原文 –

============================================================

2in1タブレットとして圧倒的な知名度・人気を誇るSurfaceシリーズ。2020年5月に発売となった「Surface Go 2」が記憶に新しいが、これはコンパクトでスペックをマイルドに仕上げ、低価格で販売されている端末。上位モデルとして最新のものだと「Surface Pro 7(第7世代)」と「Surface Pro X」が昨年10月に発表されている。
発表後、先に発売されたのは「Surface Pro 7」。その後約3か月後に「Surface Pro X」の発売が開始された。同時に発表されたため、新しくSurfaceの購入を検討している人の中には、「何が違うの?」と疑問に思った人もいるのではないだろうか。発売から半年が経過した製品ではあるが、この2機種をお借りできたので、使い比べながらその違いを紹介していこう。
見た目・デザインはどのくらい違う?
まずは、見た目やデザインに関する違いを紹介していく。

============================================================

掲載記録 –
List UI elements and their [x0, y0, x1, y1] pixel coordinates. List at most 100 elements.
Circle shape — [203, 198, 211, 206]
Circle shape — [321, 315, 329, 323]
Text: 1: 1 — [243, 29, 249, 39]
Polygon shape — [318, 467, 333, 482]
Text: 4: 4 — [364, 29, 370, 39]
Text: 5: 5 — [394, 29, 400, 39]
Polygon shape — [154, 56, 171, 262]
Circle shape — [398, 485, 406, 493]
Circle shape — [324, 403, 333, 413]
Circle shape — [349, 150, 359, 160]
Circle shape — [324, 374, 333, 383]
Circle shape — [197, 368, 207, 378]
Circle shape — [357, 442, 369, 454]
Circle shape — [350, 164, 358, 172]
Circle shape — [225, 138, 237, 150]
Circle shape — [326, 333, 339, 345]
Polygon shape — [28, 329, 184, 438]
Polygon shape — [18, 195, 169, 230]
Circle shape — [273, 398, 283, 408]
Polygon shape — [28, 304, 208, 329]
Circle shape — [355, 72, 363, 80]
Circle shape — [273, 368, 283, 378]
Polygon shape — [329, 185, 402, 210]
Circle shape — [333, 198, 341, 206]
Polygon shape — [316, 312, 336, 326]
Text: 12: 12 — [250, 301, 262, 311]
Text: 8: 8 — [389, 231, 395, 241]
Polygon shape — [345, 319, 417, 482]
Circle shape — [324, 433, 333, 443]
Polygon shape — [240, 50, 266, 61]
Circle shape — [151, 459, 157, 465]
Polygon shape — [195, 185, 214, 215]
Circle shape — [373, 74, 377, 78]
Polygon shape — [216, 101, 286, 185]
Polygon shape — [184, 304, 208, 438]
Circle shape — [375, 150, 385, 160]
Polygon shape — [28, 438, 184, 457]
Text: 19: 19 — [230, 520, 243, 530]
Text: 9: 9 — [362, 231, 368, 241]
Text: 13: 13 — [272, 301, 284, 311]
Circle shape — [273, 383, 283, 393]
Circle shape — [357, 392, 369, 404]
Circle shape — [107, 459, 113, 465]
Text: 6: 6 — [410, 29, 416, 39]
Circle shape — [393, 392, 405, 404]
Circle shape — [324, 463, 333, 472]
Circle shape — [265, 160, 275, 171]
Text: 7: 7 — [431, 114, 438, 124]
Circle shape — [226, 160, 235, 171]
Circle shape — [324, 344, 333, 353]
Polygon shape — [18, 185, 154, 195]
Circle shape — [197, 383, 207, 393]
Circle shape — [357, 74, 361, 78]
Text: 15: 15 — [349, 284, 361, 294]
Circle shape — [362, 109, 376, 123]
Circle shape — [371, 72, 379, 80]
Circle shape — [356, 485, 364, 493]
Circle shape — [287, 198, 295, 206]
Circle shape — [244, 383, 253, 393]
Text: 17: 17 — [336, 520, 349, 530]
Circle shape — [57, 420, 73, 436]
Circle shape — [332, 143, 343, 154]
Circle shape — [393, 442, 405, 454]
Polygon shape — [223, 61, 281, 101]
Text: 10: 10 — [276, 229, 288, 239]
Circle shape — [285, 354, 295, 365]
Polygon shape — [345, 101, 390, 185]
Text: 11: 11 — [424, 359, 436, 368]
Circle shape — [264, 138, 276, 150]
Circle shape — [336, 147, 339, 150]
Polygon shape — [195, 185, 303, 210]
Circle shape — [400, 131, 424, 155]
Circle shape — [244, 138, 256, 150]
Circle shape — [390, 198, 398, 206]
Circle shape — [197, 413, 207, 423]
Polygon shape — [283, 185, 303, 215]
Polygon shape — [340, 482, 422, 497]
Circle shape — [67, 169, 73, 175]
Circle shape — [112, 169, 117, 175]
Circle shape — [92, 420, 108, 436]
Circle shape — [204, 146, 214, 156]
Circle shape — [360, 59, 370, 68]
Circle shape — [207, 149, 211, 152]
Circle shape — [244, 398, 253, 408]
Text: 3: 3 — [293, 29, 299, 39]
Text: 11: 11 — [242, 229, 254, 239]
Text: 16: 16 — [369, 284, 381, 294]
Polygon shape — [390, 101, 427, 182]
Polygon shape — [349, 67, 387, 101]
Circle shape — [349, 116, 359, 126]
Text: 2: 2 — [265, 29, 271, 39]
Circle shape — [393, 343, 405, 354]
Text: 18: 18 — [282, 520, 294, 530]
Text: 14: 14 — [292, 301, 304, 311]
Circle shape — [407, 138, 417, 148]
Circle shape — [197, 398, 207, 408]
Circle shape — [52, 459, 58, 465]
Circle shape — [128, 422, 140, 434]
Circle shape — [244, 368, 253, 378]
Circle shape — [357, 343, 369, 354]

============================================================

練習問題 –
1. Surface2機種を比べる原文によると、「Surface Pro 7」と「Surface Pro X」が発表されたのはいつですか?
2. Surface2機種を比べる原文を、最後の文の続きから再開して書いてください。

各問の解答 –
1. 昨年10月です。

2.
微妙に違うディスプレイサイズと質量
Surface Pro 7は、12.3インチのディスプレイを採用。本体サイズは201㎜(幅)×292㎜(高さ)×8.5㎜(厚さ)となっており、重量は約775g~。別売りのキーボード兼カバーは旧モデルとの互換性がある。カラーはブラックとプラチナの2色展開。
一方のSurface Pro Xは、13インチディスプレイながら、208㎜×287㎜×7.3㎜、重量774グラムと、Surface Pro 7よりも若干コンパクトで軽い。重量に関しては手にもってわかるほどの差ではないが、ディスプレイに関しては、Surface Pro 7と比較して少し大きい。ベゼル幅を狭くした狭額縁設計が採用されており、本体の大きさを抑えているため、映像に迫力が出る。カラーはブラックのみ。
※上がSurface Pro X、下がSurface Pro 7。Surface Pro Xの方がベゼル幅がかなり狭く、本体サイズもやや小さいのが分かる。
インターフェースの種類にも違いがある
左がSurface Pro X、右がSurface Pro 7
Surface Pro 7には、USB Type-CとUSB Type-Aが1つずつ採用され、microSDスロット、イヤホンジャックが搭載されているのに対し、Surface Pro XはUSB Type-Cが2つで、microSDスロットとイヤホンジャックは搭載されていない。
左がSurface Pro Xのキーボードで、右がSurface Pro 7のキーボード。Surface Pro Xのほうがやや大きく、タッチペンも付属する。
内部の構成には大きな違いが!?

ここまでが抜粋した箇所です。